# Document text:
From mboxrd@z Thu Jan  1 00:00:00 1970
Return-Path: <owner-linux-mm@kvack.org>
Date: Mon, 30 Oct 2017 09:38:07 +0100
From: Jan Kara <jack@suse.cz>
Subject: Re: [PATCH v3 00/13] dax: fix dma vs truncate and remove 'page-less'
 support
Message-ID: <20171030083807.GA23278@quack2.suse.cz>
References: <150846713528.24336.4459262264611579791.stgit@dwillia2-desk3.amr.corp.intel.com>
 <20171020074750.GA13568@lst.de>
 <20171020093148.GA20304@lst.de>
 <20171026105850.GA31161@quack2.suse.cz>
 <CAA9_cmeiT2CU8Nue-HMCv+AyuDmSzXoCVxD1bebt2+cBDRTWog@mail.gmail.com>
 <20171030020023.GG3666@dastard>
MIME-Version: 1.0
Content-Type: text/plain; charset=us-ascii
Content-Disposition: inline
In-Reply-To: <20171030020023.GG3666@dastard>
Sender: owner-linux-mm@kvack.org
To: Dave Chinner <david@fromorbit.com>
Cc: Dan Williams <dan.j.williams@gmail.com>, Jan Kara <jack@suse.cz>, Christoph Hellwig <hch@lst.de>, Michal Hocko <mhocko@suse.com>, Benjamin Herrenschmidt <benh@kernel.crashing.org>, Dave Hansen <dave.hansen@linux.intel.com>, Heiko Carstens <heiko.carstens@de.ibm.com>, "J. Bruce Fields" <bfields@fieldses.org>, linux-mm <linux-mm@kvack.org>, Paul Mackerras <paulus@samba.org>, Sean Hefty <sean.hefty@intel.com>, Jeff Layton <jlayton@poochiereds.net>, Matthew Wilcox <mawilcox@microsoft.com>, linux-rdma@vger.kernel.org, Michael Ellerman <mpe@ellerman.id.au>, Jason Gunthorpe <jgunthorpe@obsidianresearch.com>, Doug Ledford <dledford@redhat.com>, Hal Rosenstock <hal.rosenstock@gmail.com>, linux-fsdevel <linux-fsdevel@vger.kernel.org>, Alexander Viro <viro@zeniv.linux.org.uk>, Gerald Schaefer <gerald.schaefer@de.ibm.com>, "linux-nvdimm@lists.01.org" <linux-nvdimm@lists.01.org>, Linux Kernel Mailing List <linux-kernel@vger.kernel.org>, linux-xfs@vger.kernel.org, Martin Schwidefsky <schwidefsky@de.ibm.com>, Andrew Morton <akpm@linux-foundation.org>, "Darrick J. Wong" <darrick.wong@oracle.com>, "Kirill A. Shutemov" <kirill.shutemov@linux.intel.com>
List-ID: <linux-nvdimm@lists.01.org>

Hi,

On Mon 30-10-17 13:00:23, Dave Chinner wrote:
> On Sun, Oct 29, 2017 at 04:46:44PM -0700, Dan Williams wrote:
> > Coming back to this since Dave has made clear that new locking to
> > coordinate get_user_pages() is a no-go.

# Data supplied:
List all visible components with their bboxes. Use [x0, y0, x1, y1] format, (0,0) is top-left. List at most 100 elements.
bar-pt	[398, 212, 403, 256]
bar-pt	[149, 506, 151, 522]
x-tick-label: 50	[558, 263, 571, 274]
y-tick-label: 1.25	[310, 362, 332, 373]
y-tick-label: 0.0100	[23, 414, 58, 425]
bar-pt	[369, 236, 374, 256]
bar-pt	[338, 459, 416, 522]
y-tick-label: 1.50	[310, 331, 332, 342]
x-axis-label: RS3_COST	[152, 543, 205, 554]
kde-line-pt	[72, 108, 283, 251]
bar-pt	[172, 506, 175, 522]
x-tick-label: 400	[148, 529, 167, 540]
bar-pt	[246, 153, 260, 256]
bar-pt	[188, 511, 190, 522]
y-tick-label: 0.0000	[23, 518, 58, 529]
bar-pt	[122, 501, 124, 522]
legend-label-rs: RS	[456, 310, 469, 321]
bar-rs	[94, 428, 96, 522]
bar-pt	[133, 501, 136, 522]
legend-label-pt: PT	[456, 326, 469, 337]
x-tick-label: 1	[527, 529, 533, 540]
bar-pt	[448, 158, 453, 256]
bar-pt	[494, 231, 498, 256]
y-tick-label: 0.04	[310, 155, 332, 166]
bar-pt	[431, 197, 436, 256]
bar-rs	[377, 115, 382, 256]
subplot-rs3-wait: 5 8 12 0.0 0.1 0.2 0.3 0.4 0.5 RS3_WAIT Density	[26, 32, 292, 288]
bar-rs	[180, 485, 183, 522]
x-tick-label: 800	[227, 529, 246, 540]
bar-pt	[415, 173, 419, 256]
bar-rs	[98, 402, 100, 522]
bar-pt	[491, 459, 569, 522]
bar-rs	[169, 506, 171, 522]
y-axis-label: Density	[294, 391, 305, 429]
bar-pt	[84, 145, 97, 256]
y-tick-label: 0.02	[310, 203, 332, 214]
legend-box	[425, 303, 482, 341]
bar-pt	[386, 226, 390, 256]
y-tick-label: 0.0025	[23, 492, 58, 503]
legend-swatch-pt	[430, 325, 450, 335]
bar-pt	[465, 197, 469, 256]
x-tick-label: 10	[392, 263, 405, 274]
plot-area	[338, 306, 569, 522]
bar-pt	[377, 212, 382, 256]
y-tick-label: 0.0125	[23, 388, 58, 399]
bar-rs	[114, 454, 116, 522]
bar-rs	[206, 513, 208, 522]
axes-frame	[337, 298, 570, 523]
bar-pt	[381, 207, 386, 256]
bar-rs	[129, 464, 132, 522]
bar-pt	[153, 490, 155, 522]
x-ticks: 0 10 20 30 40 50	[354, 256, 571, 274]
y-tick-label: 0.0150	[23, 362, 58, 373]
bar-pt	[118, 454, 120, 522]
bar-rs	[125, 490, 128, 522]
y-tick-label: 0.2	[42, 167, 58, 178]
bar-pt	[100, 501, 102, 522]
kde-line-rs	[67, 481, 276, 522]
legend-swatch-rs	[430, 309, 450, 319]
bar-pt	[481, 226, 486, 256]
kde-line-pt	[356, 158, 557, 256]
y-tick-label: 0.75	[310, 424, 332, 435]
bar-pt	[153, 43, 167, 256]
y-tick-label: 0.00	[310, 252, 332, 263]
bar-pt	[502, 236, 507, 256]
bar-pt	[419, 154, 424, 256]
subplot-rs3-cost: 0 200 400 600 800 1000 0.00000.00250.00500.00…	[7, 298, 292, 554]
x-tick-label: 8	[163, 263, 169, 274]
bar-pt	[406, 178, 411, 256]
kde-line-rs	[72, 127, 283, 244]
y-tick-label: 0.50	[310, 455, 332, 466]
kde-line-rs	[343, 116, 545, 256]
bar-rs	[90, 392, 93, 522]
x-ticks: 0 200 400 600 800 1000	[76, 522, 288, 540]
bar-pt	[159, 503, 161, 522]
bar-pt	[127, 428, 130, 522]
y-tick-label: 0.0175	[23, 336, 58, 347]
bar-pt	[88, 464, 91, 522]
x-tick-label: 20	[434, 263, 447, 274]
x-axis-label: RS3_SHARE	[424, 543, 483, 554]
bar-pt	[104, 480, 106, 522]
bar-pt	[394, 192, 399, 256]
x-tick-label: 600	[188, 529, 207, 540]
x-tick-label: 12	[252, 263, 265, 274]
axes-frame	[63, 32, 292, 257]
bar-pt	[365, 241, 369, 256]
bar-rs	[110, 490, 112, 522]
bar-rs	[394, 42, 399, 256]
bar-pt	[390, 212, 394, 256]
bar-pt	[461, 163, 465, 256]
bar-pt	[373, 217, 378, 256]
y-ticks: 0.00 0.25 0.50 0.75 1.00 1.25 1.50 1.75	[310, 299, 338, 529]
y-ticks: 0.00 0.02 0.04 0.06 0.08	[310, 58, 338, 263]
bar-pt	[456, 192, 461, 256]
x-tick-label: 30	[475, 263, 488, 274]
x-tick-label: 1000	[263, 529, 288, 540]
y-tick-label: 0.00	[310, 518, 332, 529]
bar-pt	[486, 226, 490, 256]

# Work required:
Write the next part of the mailing-list email about DAX and truncate, picking up after its last quoted line. The entries come from a separate source.

# Exercise result:
> > 
> > We can unmap to force new get_user_pages() attempts to block on the
> > per-fs mmap lock, but if punch-hole finds any elevated pages it needs
> > to drop the mmap lock and wait. We need this lock dropped to get
> > around the problem that the driver will not start to drop page
> > references until it has elevated the page references on all the pages
> > in the I/O. If we need to drop the mmap lock that makes it impossible
> > to coordinate this unlock/retry loop within truncate_inode_pages_range
> > which would otherwise be the natural place to land this code.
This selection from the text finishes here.